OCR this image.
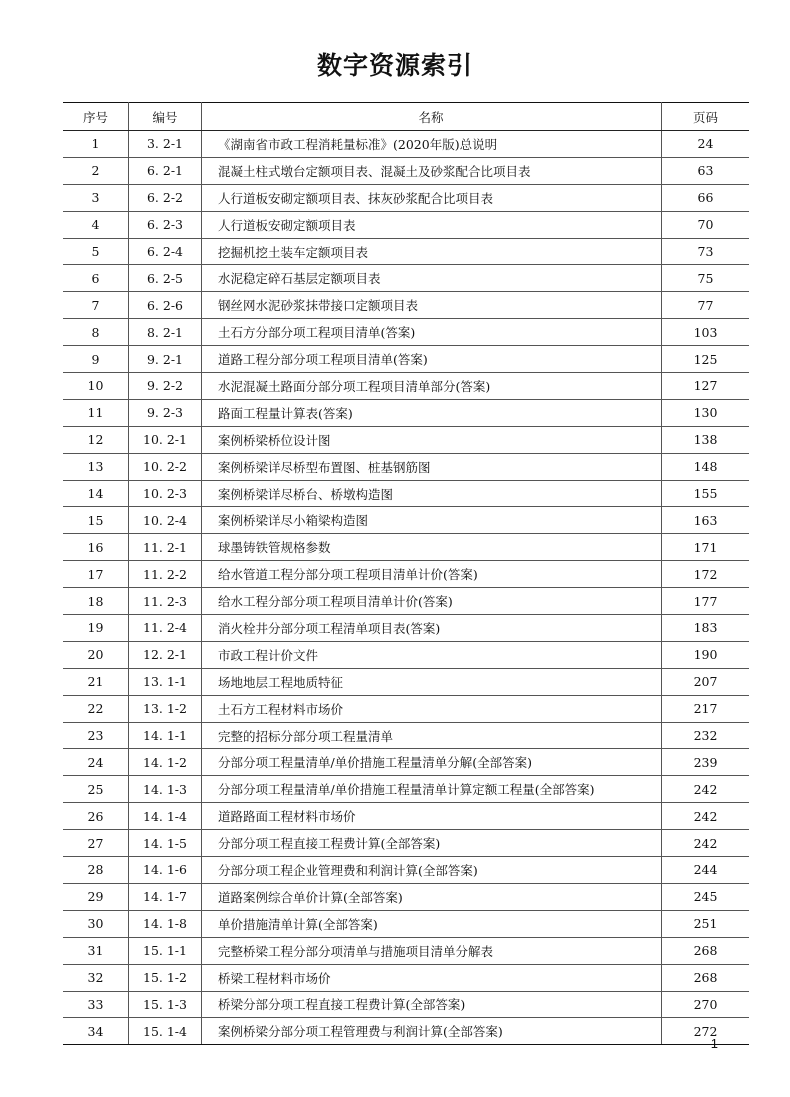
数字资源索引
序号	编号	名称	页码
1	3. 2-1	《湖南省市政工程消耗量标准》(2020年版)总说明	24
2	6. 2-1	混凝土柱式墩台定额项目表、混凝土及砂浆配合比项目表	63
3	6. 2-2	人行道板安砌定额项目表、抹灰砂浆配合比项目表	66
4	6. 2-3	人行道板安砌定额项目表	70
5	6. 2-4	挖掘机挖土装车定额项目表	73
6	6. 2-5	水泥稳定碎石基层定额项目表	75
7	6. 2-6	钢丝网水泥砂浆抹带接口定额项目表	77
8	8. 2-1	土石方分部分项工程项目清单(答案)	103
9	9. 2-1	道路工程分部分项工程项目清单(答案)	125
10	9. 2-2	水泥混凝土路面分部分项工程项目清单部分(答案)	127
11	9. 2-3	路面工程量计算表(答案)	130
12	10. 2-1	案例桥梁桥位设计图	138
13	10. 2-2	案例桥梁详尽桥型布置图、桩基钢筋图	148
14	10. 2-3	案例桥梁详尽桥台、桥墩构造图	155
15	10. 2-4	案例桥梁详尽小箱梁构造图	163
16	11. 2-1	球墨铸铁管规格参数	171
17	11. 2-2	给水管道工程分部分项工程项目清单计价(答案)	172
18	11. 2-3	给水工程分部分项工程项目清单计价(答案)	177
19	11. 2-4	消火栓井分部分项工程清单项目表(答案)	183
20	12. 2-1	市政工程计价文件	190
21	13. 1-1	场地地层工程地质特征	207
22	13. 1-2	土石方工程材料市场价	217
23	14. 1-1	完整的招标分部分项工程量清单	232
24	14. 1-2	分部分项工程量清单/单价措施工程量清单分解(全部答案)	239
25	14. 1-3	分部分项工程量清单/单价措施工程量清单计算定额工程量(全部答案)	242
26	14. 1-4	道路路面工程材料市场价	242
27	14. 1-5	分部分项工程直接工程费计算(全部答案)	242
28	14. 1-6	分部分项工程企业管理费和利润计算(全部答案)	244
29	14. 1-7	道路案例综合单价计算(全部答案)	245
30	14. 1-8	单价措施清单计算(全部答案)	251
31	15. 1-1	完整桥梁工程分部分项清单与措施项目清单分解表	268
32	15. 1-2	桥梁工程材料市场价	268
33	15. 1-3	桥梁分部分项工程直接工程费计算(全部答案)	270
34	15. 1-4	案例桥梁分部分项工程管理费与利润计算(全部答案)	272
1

::::::

GIVEN INSTRUCTION: Within the entries above, work out how many lines contain the word "全部答案". The number alone is the answer.

EXERCISE RESULT: 8